## WRITTEN EXERCISE
Below are some entries; can you quote all of them exactly?

## Dataset excerpt
--------------------------------------------------

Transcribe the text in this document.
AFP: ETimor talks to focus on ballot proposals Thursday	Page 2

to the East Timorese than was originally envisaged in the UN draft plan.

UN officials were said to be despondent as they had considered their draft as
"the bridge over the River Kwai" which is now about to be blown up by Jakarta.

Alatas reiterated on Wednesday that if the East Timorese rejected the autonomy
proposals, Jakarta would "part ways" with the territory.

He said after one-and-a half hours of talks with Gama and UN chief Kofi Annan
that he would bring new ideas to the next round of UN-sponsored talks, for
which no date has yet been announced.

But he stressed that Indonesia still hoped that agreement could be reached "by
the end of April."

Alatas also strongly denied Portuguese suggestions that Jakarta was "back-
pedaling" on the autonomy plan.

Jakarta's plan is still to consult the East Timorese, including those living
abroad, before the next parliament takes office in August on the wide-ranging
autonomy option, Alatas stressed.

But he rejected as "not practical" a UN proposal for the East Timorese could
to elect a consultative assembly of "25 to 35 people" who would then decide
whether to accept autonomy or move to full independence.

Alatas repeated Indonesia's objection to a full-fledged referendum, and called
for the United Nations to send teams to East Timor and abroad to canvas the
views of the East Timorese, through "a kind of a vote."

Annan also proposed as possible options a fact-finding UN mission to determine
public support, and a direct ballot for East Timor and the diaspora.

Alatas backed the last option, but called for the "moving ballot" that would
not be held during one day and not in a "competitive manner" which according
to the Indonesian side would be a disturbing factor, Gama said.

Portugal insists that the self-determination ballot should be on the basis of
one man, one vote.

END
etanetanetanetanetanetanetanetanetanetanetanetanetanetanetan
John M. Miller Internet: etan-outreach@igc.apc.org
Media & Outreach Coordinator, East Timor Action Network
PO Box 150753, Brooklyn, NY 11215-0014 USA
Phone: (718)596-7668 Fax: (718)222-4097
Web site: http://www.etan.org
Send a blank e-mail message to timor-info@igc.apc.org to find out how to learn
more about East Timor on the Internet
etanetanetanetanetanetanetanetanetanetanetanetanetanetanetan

--------------------------------------------------

## EXERCISE RESULT
Transcribe the text in this document.
AFP: ETimor talks to focus on ballot proposals Thursday	Page 2

to the East Timorese than was originally envisaged in the UN draft plan.

UN officials were said to be despondent as they had considered their draft as
"the bridge over the River Kwai" which is now about to be blown up by Jakarta.

Alatas reiterated on Wednesday that if the East Timorese rejected the autonomy
proposals, Jakarta would "part ways" with the territory.

He said after one-and-a half hours of talks with Gama and UN chief Kofi Annan
that he would bring new ideas to the next round of UN-sponsored talks, for
which no date has yet been announced.

But he stressed that Indonesia still hoped that agreement could be reached "by
the end of April."

Alatas also strongly denied Portuguese suggestions that Jakarta was "back-
pedaling" on the autonomy plan.

Jakarta's plan is still to consult the East Timorese, including those living
abroad, before the next parliament takes office in August on the wide-ranging
autonomy option, Alatas stressed.

But he rejected as "not practical" a UN proposal for the East Timorese could
to elect a consultative assembly of "25 to 35 people" who would then decide
whether to accept autonomy or move to full independence.

Alatas repeated Indonesia's objection to a full-fledged referendum, and called
for the United Nations to send teams to East Timor and abroad to canvas the
views of the East Timorese, through "a kind of a vote."

Annan also proposed as possible options a fact-finding UN mission to determine
public support, and a direct ballot for East Timor and the diaspora.

Alatas backed the last option, but called for the "moving ballot" that would
not be held during one day and not in a "competitive manner" which according
to the Indonesian side would be a disturbing factor, Gama said.

Portugal insists that the self-determination ballot should be on the basis of
one man, one vote.

END
etanetanetanetanetanetanetanetanetanetanetanetanetanetanetan
John M. Miller Internet: etan-outreach@igc.apc.org
Media & Outreach Coordinator, East Timor Action Network
PO Box 150753, Brooklyn, NY 11215-0014 USA
Phone: (718)596-7668 Fax: (718)222-4097
Web site: http://www.etan.org
Send a blank e-mail message to timor-info@igc.apc.org to find out how to learn
more about East Timor on the Internet
etanetanetanetanetanetanetanetanetanetanetanetanetanetanetan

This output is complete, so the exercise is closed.